*Record excerpts*:
-- start --
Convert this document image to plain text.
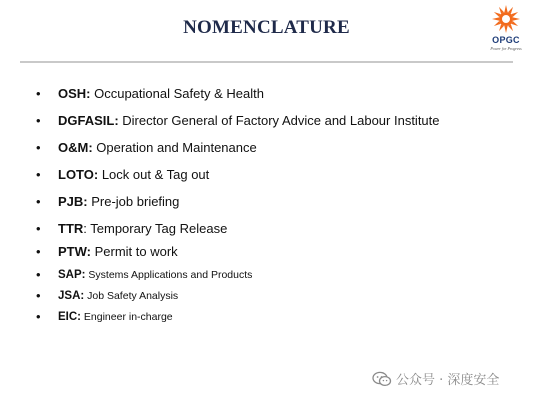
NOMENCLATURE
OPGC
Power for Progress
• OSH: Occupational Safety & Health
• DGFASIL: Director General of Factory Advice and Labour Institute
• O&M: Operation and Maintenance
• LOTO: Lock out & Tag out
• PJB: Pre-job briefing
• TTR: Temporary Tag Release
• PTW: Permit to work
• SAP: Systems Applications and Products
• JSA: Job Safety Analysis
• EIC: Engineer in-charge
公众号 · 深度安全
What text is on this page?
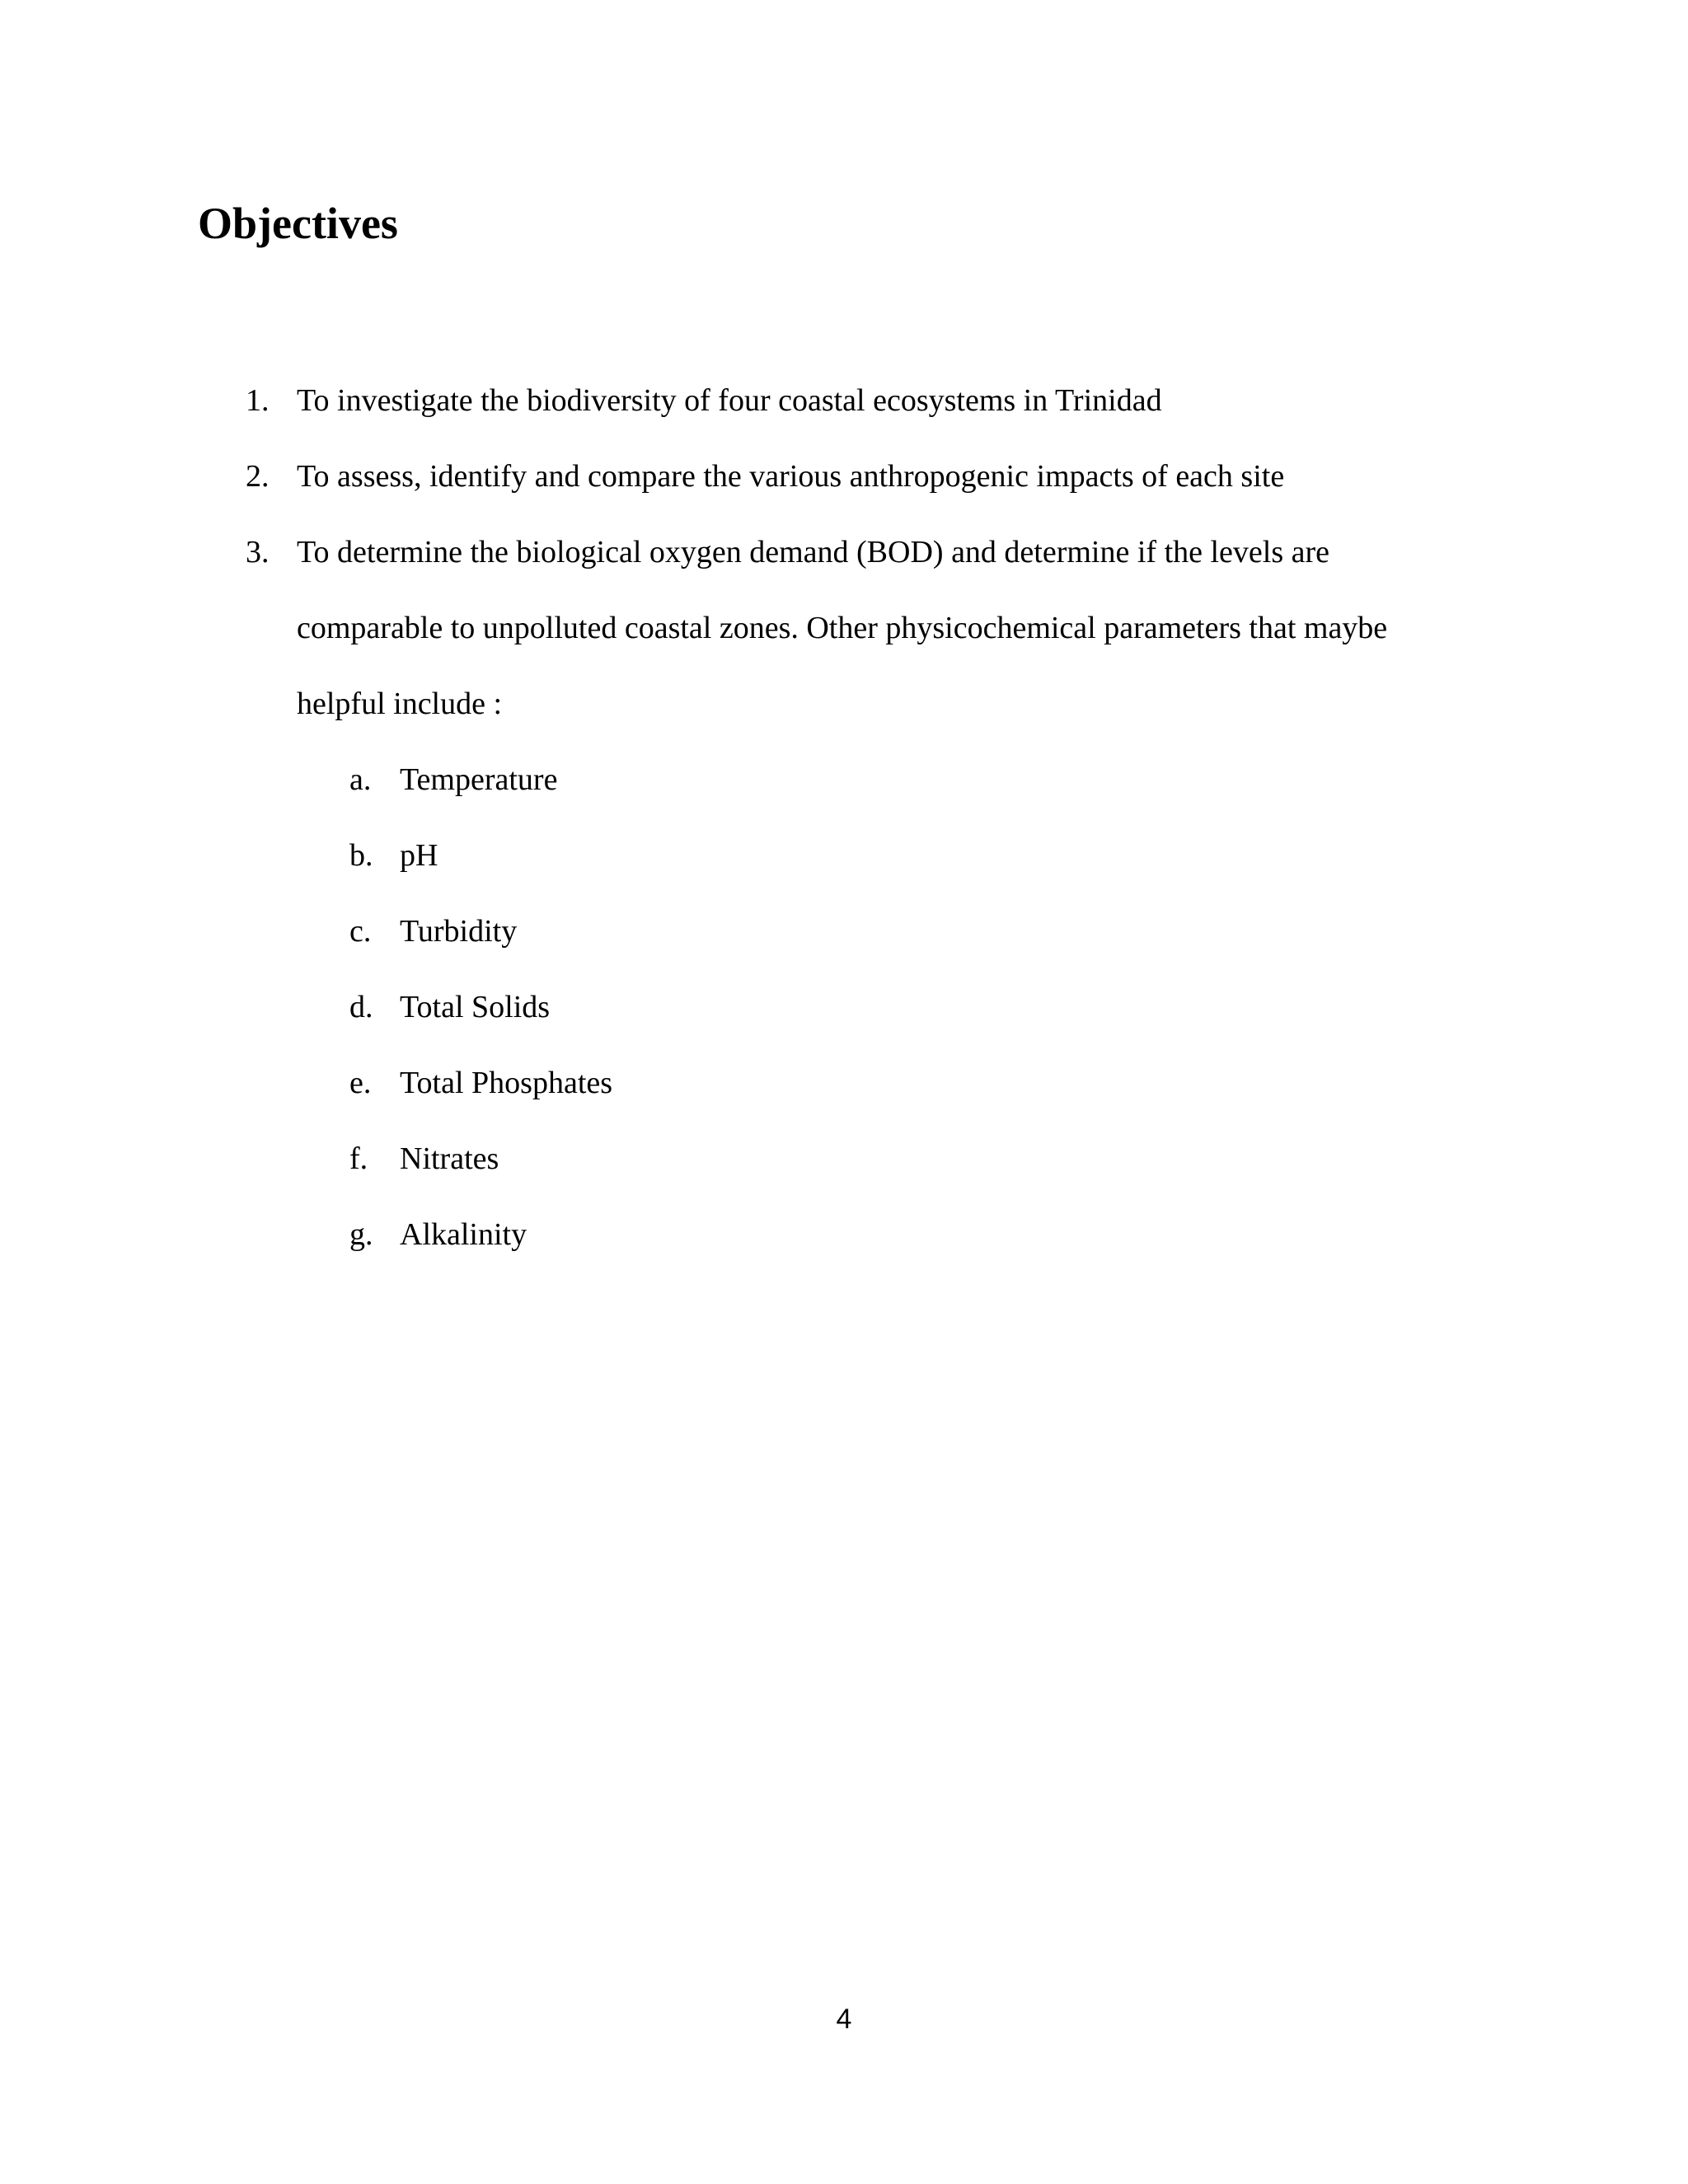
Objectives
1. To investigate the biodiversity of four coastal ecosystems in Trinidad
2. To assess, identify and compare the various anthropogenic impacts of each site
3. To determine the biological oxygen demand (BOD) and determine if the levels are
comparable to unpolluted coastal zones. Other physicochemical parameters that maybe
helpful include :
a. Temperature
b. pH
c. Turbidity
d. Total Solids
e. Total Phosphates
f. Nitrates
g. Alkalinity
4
-- end --
*Exercise goal*: Transcribe the full listing above exactly, with the images removed.

*Response below*:
Convert this document image to plain text.
NOMENCLATURE
OPGC
Power for Progress
• OSH: Occupational Safety & Health
• DGFASIL: Director General of Factory Advice and Labour Institute
• O&M: Operation and Maintenance
• LOTO: Lock out & Tag out
• PJB: Pre-job briefing
• TTR: Temporary Tag Release
• PTW: Permit to work
• SAP: Systems Applications and Products
• JSA: Job Safety Analysis
• EIC: Engineer in-charge
公众号 · 深度安全
What text is on this page?
Objectives
1. To investigate the biodiversity of four coastal ecosystems in Trinidad
2. To assess, identify and compare the various anthropogenic impacts of each site
3. To determine the biological oxygen demand (BOD) and determine if the levels are
comparable to unpolluted coastal zones. Other physicochemical parameters that maybe
helpful include :
a. Temperature
b. pH
c. Turbidity
d. Total Solids
e. Total Phosphates
f. Nitrates
g. Alkalinity
4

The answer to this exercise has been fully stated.